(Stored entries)
##########

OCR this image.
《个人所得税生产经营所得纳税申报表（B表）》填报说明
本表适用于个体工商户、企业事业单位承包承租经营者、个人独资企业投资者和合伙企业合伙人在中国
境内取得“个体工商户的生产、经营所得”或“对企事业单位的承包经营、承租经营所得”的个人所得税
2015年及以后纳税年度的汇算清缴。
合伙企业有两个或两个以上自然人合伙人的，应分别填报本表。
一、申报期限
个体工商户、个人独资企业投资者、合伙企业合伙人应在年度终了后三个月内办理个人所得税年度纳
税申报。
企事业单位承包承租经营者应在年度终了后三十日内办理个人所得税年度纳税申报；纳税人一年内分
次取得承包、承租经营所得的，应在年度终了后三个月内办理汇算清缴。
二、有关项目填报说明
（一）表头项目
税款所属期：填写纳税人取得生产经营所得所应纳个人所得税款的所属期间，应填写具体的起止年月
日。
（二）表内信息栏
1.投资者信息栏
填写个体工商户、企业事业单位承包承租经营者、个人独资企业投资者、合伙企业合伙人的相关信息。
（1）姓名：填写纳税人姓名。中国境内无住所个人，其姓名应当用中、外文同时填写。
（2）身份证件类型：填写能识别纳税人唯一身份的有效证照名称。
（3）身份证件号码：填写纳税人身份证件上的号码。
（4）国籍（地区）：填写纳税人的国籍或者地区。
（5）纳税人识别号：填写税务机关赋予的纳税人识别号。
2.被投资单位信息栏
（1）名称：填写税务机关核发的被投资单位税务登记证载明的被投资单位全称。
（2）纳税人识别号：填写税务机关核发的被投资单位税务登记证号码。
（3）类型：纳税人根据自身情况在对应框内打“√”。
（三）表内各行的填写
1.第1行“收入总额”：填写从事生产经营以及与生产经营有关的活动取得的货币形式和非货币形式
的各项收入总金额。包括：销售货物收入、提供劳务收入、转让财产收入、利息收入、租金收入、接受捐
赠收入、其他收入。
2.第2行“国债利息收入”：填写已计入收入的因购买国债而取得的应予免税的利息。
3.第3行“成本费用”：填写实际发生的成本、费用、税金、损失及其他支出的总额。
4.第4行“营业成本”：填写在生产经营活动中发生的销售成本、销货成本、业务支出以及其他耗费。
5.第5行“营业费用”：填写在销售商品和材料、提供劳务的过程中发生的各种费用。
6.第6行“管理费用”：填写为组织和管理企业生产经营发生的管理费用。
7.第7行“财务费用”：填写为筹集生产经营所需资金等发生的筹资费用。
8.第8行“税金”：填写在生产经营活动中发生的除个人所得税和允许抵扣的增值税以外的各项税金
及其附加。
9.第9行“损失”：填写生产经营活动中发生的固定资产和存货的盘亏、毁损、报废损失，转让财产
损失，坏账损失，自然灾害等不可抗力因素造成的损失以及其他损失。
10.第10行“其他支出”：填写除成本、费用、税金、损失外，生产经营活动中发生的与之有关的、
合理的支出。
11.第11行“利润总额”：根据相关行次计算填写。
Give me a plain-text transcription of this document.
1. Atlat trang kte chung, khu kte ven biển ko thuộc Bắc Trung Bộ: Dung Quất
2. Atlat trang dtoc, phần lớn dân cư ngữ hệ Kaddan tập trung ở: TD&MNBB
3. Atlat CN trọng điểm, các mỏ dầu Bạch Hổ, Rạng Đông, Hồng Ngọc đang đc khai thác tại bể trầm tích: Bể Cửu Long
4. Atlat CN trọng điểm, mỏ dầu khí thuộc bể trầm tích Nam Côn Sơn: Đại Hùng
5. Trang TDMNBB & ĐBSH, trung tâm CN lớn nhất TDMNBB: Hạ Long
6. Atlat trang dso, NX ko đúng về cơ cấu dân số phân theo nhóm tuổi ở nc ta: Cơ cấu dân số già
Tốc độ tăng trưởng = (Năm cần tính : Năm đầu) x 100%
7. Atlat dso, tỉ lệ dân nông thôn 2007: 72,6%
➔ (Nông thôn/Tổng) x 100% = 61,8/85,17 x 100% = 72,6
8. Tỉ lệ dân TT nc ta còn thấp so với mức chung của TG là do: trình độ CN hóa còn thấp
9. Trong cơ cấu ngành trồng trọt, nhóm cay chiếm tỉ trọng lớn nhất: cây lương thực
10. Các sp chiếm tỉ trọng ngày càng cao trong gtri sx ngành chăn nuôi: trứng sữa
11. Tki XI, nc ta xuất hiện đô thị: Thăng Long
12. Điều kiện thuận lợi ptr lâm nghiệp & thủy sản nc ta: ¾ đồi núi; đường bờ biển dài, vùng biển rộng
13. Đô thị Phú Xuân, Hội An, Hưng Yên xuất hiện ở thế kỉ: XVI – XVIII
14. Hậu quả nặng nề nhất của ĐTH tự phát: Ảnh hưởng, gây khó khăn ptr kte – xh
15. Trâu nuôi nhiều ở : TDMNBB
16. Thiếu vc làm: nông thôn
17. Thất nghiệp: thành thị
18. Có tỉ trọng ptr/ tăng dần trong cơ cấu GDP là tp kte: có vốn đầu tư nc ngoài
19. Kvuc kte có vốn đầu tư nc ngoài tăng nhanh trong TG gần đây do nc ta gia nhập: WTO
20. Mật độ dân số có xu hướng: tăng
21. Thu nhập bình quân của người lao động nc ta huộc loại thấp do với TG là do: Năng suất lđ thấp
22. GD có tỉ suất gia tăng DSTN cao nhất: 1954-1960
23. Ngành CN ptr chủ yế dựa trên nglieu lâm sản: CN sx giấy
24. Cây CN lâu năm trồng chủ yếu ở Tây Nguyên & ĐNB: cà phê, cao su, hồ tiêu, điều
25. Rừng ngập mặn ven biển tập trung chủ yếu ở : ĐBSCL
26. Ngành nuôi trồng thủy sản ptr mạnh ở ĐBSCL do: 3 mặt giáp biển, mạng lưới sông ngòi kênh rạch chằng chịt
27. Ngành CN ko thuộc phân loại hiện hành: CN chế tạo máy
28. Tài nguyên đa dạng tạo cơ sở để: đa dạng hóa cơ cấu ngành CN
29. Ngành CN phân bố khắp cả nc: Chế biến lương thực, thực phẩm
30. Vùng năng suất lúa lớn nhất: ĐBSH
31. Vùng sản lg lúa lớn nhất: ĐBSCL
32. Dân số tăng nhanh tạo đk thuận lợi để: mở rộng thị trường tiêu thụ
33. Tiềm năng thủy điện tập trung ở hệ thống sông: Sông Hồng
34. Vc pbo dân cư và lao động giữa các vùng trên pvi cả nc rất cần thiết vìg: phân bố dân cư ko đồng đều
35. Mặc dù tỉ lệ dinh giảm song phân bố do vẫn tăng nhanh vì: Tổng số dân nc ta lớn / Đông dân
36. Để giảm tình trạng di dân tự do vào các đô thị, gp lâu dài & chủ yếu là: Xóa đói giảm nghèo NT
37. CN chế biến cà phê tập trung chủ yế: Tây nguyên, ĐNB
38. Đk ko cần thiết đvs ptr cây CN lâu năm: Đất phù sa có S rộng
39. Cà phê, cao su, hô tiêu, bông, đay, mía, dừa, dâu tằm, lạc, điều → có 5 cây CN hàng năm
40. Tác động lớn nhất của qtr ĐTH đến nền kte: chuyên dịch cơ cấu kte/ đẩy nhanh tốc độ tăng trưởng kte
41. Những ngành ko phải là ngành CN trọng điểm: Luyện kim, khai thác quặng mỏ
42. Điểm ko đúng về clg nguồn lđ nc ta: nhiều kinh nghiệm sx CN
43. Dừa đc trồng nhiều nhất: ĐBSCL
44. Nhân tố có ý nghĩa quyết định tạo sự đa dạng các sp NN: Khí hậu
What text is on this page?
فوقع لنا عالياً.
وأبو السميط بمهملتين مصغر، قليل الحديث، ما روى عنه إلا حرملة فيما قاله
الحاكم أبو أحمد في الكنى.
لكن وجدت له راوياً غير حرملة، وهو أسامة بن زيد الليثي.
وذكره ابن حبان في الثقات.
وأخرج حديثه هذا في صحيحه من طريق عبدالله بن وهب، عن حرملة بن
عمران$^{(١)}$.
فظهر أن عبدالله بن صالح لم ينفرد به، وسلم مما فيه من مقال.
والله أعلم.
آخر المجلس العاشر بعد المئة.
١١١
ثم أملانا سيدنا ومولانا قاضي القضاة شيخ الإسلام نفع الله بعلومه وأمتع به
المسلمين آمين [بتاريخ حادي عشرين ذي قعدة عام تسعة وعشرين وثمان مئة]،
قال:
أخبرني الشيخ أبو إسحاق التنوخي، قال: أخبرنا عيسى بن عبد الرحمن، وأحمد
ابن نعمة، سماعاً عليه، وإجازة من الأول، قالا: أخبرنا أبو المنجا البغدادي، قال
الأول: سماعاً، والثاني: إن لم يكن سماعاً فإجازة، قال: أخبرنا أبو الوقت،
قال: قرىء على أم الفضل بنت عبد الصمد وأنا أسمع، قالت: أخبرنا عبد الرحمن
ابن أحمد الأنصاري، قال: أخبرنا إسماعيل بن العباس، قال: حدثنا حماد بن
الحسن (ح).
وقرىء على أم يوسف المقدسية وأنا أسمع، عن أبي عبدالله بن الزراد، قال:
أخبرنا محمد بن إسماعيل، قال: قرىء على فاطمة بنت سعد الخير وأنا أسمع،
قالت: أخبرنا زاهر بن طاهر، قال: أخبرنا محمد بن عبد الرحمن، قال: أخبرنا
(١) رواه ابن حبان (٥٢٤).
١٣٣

##########

Exercise directions:
Your task is to extract the lines running from the one with "What text is on this page?" to the end of the material, inclusive, copying each exactly and adding nothing.

Answer to this exercise:
What text is on this page?
فوقع لنا عالياً.
وأبو السميط بمهملتين مصغر، قليل الحديث، ما روى عنه إلا حرملة فيما قاله
الحاكم أبو أحمد في الكنى.
لكن وجدت له راوياً غير حرملة، وهو أسامة بن زيد الليثي.
وذكره ابن حبان في الثقات.
وأخرج حديثه هذا في صحيحه من طريق عبدالله بن وهب، عن حرملة بن
عمران$^{(١)}$.
فظهر أن عبدالله بن صالح لم ينفرد به، وسلم مما فيه من مقال.
والله أعلم.
آخر المجلس العاشر بعد المئة.
١١١
ثم أملانا سيدنا ومولانا قاضي القضاة شيخ الإسلام نفع الله بعلومه وأمتع به
المسلمين آمين [بتاريخ حادي عشرين ذي قعدة عام تسعة وعشرين وثمان مئة]،
قال:
أخبرني الشيخ أبو إسحاق التنوخي، قال: أخبرنا عيسى بن عبد الرحمن، وأحمد
ابن نعمة، سماعاً عليه، وإجازة من الأول، قالا: أخبرنا أبو المنجا البغدادي، قال
الأول: سماعاً، والثاني: إن لم يكن سماعاً فإجازة، قال: أخبرنا أبو الوقت،
قال: قرىء على أم الفضل بنت عبد الصمد وأنا أسمع، قالت: أخبرنا عبد الرحمن
ابن أحمد الأنصاري، قال: أخبرنا إسماعيل بن العباس، قال: حدثنا حماد بن
الحسن (ح).
وقرىء على أم يوسف المقدسية وأنا أسمع، عن أبي عبدالله بن الزراد، قال:
أخبرنا محمد بن إسماعيل، قال: قرىء على فاطمة بنت سعد الخير وأنا أسمع،
قالت: أخبرنا زاهر بن طاهر، قال: أخبرنا محمد بن عبد الرحمن، قال: أخبرنا
(١) رواه ابن حبان (٥٢٤).
١٣٣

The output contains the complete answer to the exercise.